Data entries
"""

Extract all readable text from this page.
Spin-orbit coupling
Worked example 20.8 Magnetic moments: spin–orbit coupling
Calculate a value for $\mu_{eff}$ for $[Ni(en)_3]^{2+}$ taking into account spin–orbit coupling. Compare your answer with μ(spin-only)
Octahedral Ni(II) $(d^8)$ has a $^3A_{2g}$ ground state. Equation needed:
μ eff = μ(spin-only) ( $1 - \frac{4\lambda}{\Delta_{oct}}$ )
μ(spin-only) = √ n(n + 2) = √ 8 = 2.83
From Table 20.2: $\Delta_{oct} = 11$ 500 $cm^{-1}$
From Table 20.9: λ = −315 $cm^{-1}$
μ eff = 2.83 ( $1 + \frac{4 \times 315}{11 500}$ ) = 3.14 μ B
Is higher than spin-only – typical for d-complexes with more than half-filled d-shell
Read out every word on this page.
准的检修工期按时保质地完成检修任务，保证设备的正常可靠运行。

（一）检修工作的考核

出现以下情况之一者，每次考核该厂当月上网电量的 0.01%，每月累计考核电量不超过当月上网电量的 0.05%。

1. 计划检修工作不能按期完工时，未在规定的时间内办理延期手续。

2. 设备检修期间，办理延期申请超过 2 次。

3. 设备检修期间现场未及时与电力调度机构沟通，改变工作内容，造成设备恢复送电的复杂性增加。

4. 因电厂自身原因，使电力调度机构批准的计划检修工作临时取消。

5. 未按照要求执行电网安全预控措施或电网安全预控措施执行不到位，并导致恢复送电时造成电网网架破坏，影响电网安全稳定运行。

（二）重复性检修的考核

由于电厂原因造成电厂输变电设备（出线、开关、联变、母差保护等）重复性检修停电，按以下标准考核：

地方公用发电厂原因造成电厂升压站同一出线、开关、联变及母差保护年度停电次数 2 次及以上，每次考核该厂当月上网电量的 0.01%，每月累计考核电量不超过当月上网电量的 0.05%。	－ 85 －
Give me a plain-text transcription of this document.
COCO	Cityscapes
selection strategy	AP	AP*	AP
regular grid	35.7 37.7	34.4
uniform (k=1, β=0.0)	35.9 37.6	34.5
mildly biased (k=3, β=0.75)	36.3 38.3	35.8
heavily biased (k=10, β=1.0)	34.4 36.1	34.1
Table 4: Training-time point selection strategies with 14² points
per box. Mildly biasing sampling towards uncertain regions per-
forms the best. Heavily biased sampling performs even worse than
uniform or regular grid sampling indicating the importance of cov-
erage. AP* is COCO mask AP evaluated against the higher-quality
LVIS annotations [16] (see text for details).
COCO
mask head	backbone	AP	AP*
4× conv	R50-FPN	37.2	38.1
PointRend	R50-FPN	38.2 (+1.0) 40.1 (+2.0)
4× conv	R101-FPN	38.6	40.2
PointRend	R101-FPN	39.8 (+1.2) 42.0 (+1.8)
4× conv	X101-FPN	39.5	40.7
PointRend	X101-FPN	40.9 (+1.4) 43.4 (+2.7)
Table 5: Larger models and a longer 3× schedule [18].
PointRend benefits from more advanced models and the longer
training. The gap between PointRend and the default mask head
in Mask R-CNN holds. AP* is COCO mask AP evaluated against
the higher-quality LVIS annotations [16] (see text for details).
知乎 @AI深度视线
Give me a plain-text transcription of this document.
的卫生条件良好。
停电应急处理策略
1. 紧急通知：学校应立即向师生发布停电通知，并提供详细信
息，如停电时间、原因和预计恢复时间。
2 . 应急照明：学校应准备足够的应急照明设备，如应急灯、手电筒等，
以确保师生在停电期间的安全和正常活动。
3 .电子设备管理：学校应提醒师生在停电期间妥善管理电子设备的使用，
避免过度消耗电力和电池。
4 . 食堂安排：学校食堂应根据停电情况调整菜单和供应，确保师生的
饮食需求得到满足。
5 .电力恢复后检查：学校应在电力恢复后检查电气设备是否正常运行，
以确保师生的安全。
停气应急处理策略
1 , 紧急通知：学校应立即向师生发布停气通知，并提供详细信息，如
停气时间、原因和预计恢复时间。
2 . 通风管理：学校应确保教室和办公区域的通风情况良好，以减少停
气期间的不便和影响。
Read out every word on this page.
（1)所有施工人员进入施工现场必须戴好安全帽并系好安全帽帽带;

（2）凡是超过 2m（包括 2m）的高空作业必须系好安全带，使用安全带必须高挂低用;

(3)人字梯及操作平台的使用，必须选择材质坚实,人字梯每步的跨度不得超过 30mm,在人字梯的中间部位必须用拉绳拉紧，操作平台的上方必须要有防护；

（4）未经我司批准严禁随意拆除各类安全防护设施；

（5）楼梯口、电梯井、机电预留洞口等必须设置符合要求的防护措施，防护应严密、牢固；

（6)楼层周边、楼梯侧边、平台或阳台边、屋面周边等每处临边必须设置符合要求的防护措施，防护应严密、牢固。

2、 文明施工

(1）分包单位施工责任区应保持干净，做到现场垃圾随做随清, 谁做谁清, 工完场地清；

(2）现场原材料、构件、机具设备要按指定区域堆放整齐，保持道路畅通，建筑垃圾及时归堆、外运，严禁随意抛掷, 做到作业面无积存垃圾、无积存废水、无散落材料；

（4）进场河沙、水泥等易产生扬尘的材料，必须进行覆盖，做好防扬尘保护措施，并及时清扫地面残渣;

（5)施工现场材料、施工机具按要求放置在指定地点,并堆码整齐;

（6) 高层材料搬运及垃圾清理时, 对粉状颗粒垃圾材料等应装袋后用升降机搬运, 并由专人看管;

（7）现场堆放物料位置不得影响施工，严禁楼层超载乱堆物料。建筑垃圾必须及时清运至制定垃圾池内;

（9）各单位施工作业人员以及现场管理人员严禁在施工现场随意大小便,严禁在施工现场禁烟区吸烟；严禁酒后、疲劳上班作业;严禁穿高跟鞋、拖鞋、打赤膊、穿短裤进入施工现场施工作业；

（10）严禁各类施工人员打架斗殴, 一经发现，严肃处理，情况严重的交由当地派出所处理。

"""

Return every line containing "longer".

RESPONSE TO THIS EXERCISE:
Table 5: Larger models and a longer 3× schedule [18].
PointRend benefits from more advanced models and the longer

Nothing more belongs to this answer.